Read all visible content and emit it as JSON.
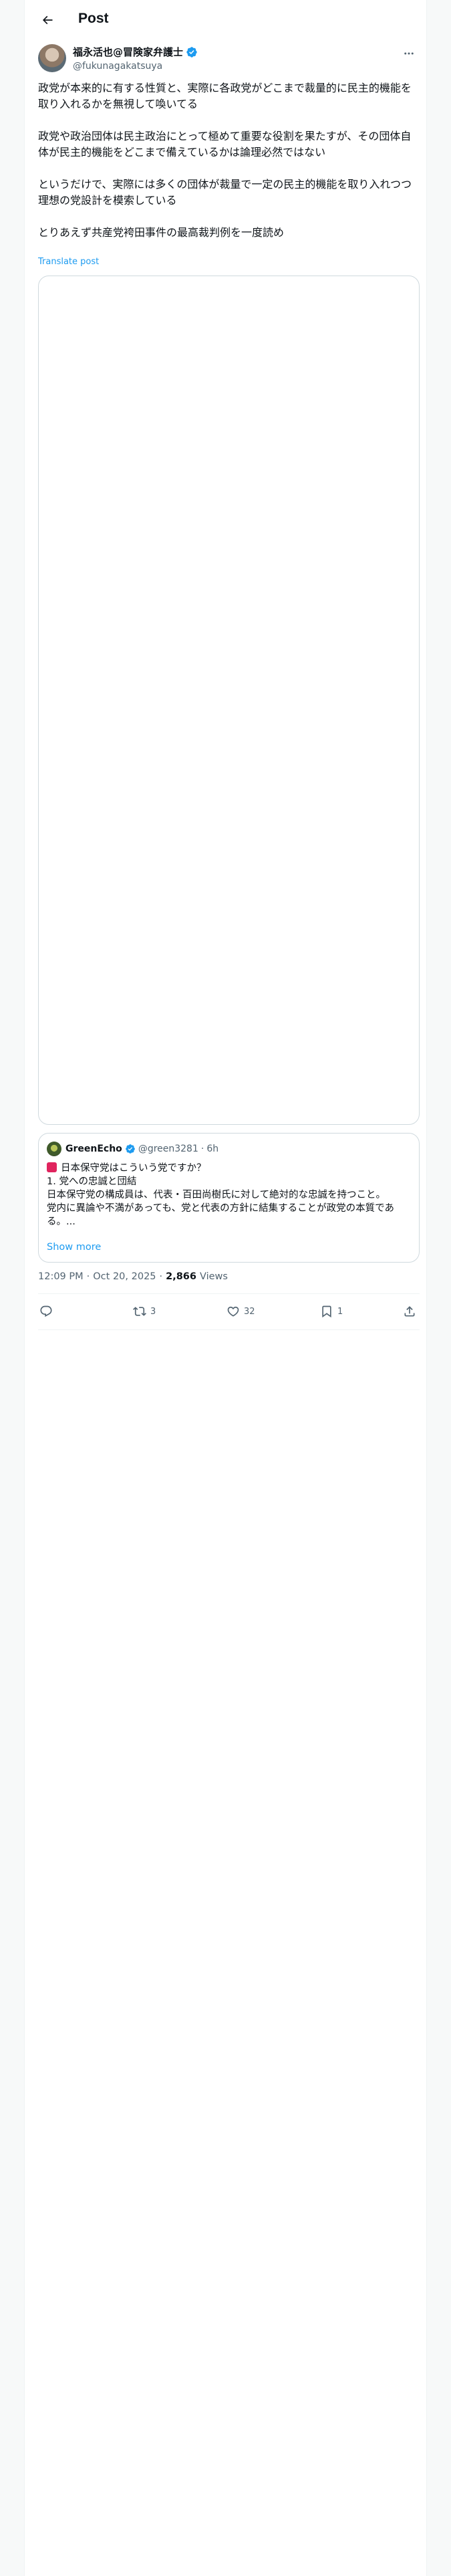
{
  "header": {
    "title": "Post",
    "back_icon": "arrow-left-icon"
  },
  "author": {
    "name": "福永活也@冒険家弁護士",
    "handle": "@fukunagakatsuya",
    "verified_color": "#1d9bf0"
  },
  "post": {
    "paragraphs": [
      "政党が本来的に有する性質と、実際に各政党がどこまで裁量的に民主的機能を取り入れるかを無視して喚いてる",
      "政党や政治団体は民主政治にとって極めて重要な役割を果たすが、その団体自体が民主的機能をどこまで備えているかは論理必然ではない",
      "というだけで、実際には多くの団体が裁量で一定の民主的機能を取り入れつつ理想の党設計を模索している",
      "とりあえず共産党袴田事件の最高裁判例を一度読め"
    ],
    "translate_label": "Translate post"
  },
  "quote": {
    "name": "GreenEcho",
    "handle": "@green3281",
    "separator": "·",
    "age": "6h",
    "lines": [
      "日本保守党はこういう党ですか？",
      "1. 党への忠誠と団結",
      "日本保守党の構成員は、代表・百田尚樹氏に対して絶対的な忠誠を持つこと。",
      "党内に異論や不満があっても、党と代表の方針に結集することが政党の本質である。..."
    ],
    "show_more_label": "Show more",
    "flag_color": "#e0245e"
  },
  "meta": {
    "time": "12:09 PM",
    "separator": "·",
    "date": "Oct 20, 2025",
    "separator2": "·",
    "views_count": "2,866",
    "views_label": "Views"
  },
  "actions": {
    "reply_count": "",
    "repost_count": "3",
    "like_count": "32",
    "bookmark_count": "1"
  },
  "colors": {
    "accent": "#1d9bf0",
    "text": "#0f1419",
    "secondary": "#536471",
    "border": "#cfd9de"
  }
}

========================================================================

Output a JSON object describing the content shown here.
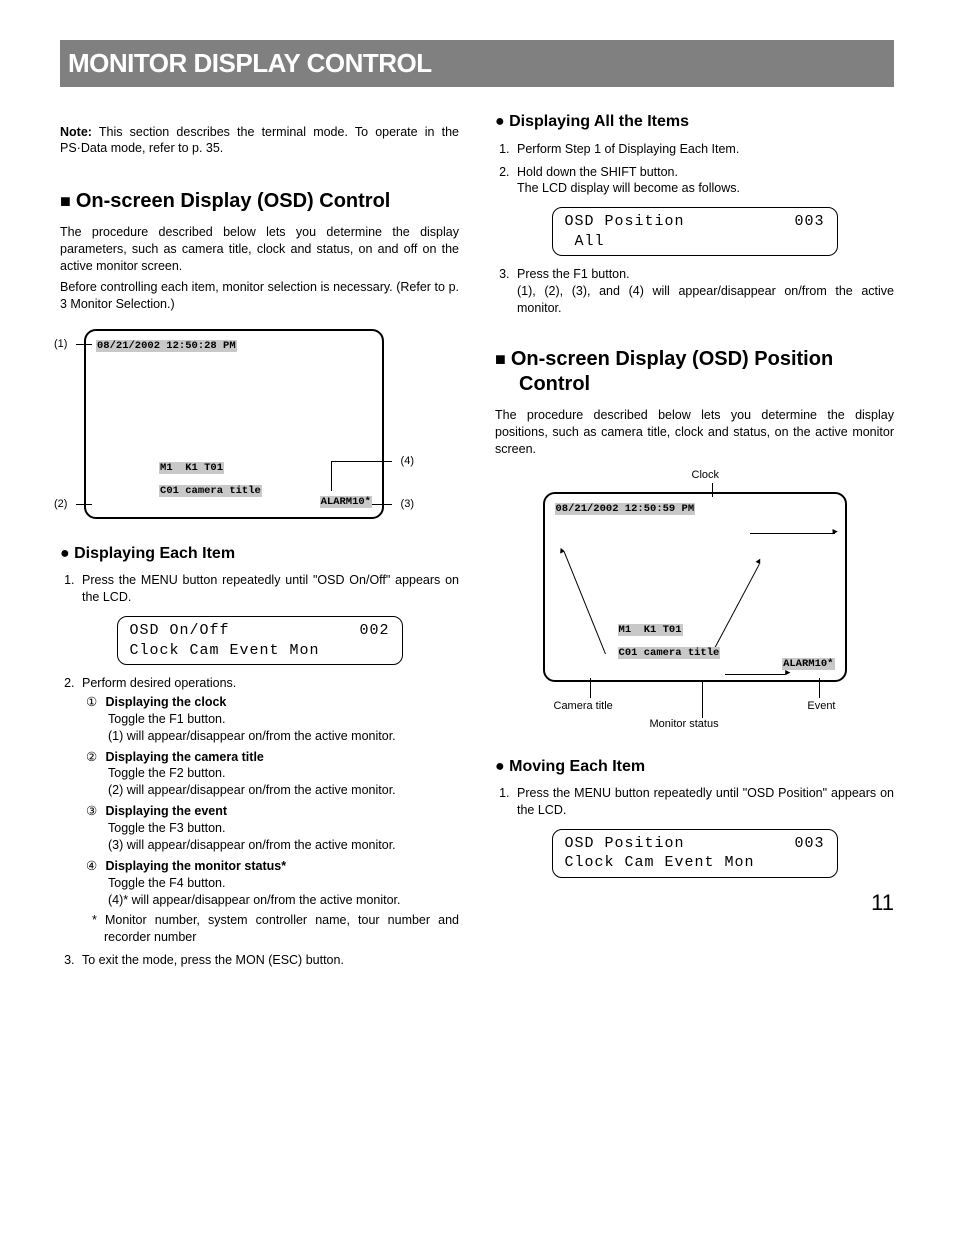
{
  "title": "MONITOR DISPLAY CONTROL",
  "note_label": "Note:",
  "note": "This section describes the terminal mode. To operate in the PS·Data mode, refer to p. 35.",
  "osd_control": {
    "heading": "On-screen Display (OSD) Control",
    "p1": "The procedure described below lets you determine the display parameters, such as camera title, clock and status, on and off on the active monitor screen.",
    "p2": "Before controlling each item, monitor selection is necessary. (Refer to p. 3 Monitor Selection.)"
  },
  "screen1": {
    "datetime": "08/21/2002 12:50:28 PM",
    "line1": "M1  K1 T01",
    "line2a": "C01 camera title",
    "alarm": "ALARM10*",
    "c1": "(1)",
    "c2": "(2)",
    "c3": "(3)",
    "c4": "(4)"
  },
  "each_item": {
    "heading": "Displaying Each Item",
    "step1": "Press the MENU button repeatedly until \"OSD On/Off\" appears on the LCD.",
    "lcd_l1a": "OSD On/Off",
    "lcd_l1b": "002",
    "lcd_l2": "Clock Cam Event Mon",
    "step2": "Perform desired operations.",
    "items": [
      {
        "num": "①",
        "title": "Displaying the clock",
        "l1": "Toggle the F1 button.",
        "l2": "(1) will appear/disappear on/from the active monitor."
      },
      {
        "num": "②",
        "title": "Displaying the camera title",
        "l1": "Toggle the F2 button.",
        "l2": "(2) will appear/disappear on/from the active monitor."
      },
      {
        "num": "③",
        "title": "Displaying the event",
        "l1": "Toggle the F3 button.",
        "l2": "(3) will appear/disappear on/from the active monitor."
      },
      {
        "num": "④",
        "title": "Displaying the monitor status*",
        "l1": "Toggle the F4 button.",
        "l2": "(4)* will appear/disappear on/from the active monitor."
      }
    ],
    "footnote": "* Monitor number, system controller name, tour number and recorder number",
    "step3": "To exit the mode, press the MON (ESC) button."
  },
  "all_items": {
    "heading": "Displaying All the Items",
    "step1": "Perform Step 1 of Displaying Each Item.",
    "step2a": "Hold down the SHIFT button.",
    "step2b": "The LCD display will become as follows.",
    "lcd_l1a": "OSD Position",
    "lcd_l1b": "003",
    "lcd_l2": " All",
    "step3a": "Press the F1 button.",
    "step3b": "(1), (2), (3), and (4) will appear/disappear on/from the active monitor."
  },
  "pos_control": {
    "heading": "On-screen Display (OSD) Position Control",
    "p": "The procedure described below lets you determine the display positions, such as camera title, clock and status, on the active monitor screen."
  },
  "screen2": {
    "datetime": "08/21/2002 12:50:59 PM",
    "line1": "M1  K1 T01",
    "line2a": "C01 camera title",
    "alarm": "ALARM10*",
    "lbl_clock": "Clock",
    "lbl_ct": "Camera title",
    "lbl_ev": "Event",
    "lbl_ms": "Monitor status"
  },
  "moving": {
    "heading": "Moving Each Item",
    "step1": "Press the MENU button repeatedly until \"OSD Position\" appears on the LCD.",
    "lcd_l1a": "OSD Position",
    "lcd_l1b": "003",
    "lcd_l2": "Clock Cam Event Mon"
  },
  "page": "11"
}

========================================================================

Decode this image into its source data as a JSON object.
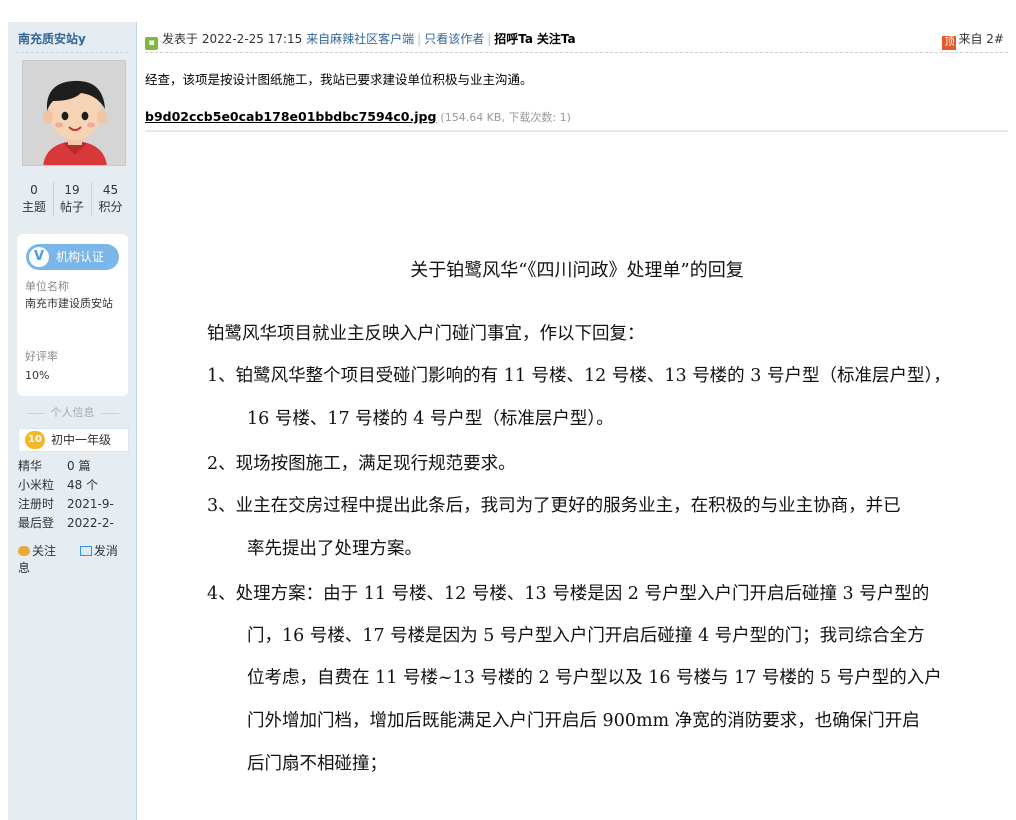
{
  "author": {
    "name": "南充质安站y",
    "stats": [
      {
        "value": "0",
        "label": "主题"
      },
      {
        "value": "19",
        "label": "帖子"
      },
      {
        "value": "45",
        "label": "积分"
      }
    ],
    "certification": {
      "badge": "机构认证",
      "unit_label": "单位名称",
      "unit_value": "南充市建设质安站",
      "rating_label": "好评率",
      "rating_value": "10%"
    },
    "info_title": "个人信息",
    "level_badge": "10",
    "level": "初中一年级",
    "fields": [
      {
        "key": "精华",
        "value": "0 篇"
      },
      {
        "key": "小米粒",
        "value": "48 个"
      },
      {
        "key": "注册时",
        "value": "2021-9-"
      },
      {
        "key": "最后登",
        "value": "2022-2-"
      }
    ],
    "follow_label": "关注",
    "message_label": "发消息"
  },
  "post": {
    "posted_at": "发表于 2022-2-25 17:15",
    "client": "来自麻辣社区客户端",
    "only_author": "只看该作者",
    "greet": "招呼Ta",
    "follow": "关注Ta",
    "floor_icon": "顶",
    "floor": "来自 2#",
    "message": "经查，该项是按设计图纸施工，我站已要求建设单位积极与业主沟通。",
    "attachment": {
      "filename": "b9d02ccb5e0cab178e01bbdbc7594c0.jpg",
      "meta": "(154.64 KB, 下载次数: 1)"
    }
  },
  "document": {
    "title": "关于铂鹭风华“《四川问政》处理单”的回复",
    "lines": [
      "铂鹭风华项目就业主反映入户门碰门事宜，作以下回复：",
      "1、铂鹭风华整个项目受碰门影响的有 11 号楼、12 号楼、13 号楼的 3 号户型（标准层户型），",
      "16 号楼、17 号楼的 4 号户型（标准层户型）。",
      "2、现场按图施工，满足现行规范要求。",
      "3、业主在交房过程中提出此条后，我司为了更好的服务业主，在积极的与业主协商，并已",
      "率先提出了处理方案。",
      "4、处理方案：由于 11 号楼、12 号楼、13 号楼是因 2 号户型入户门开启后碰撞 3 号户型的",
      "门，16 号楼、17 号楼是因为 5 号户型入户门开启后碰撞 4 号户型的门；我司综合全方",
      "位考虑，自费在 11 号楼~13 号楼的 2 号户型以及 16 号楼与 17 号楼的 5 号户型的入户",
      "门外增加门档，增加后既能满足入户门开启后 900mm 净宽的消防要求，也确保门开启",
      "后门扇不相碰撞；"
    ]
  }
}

========================================================================

▶ [INSTRUCTION]:
Copy each line in the data that holds the word "active".

▶ [FULL ANSWER]:
    "p1": "The procedure described below lets you determine the display parameters, such as camera title, clock and status, on and off on the active monitor screen.",
        "l2": "(1) will appear/disappear on/from the active monitor."
        "l2": "(2) will appear/disappear on/from the active monitor."
        "l2": "(3) will appear/disappear on/from the active monitor."
        "l2": "(4)* will appear/disappear on/from the active monitor."
    "step3b": "(1), (2), (3), and (4) will appear/disappear on/from the active monitor."
    "p": "The procedure described below lets you determine the display positions, such as camera title, clock and status, on the active monitor screen."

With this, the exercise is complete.